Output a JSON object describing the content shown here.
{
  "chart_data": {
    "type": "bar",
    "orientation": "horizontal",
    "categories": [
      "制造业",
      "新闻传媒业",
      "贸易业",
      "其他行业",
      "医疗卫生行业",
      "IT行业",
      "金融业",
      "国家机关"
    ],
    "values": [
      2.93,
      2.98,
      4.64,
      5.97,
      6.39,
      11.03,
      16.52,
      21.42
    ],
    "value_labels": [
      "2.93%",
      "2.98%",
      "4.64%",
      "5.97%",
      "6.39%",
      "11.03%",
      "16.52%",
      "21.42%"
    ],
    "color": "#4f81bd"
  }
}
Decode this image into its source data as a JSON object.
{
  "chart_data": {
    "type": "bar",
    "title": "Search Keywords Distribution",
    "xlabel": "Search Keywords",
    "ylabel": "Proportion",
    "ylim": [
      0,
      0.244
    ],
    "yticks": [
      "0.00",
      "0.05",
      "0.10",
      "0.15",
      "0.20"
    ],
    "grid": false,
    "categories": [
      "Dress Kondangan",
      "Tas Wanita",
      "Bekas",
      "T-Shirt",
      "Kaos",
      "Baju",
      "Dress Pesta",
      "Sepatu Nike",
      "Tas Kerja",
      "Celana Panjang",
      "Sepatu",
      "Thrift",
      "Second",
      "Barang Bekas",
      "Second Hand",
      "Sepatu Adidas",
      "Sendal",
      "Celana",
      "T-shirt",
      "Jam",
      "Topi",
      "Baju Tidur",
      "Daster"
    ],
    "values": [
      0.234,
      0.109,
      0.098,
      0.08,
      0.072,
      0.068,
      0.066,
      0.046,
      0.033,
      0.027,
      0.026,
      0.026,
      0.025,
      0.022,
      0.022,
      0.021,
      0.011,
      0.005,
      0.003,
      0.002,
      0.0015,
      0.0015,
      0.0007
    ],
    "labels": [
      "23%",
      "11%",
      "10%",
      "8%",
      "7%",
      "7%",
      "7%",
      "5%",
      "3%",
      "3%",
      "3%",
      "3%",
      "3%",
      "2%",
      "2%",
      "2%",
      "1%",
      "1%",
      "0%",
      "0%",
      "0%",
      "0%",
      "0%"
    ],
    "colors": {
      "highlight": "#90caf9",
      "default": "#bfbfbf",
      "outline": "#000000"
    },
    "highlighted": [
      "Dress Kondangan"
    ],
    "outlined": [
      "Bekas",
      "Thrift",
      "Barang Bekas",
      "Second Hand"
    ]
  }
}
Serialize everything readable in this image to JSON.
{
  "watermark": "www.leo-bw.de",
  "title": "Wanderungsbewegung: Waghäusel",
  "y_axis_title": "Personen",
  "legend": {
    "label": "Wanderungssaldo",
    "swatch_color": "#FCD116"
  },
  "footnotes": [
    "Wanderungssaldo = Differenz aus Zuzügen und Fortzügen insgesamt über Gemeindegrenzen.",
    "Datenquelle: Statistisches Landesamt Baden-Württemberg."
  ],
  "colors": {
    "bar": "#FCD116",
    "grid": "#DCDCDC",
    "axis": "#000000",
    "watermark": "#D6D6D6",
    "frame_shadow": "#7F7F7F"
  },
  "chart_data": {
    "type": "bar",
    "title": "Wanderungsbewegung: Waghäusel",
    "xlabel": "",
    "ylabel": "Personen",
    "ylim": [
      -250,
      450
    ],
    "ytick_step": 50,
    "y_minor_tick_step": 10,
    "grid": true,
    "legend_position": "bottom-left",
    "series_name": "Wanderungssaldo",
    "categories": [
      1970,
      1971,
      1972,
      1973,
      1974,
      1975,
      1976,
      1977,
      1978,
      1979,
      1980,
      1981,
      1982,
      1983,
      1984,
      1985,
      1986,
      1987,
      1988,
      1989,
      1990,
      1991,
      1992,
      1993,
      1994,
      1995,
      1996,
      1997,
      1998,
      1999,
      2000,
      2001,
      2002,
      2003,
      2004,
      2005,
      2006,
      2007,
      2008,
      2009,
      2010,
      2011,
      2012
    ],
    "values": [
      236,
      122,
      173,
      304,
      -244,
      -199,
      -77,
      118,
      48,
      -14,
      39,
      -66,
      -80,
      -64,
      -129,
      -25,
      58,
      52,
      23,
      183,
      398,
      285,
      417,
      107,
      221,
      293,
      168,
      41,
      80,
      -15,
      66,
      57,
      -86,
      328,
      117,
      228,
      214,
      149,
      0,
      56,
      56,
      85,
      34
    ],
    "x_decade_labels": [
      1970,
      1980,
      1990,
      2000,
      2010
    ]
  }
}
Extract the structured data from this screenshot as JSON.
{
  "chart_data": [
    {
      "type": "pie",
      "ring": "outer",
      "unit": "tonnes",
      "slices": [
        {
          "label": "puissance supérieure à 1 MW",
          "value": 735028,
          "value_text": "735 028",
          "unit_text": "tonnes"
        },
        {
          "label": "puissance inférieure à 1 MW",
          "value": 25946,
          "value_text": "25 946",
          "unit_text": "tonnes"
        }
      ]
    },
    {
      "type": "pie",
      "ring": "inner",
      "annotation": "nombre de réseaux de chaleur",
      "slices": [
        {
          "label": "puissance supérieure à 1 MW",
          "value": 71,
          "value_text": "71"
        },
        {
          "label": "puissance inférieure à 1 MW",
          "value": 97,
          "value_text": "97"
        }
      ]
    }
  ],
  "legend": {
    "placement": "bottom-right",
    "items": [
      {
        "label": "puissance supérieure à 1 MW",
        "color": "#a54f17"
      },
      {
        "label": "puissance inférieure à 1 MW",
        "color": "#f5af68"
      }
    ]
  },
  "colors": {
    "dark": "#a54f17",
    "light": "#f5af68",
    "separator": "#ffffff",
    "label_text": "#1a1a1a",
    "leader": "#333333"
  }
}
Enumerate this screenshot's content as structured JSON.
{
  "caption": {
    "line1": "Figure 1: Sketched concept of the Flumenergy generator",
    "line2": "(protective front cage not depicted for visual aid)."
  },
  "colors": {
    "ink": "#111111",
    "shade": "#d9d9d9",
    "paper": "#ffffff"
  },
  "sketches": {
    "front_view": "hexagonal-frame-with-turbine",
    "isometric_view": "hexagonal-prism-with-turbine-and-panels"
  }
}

_Stated exercise:_
Your answer should be a single number: the count of lines in these records that hold the string "image".

_Task result:_
2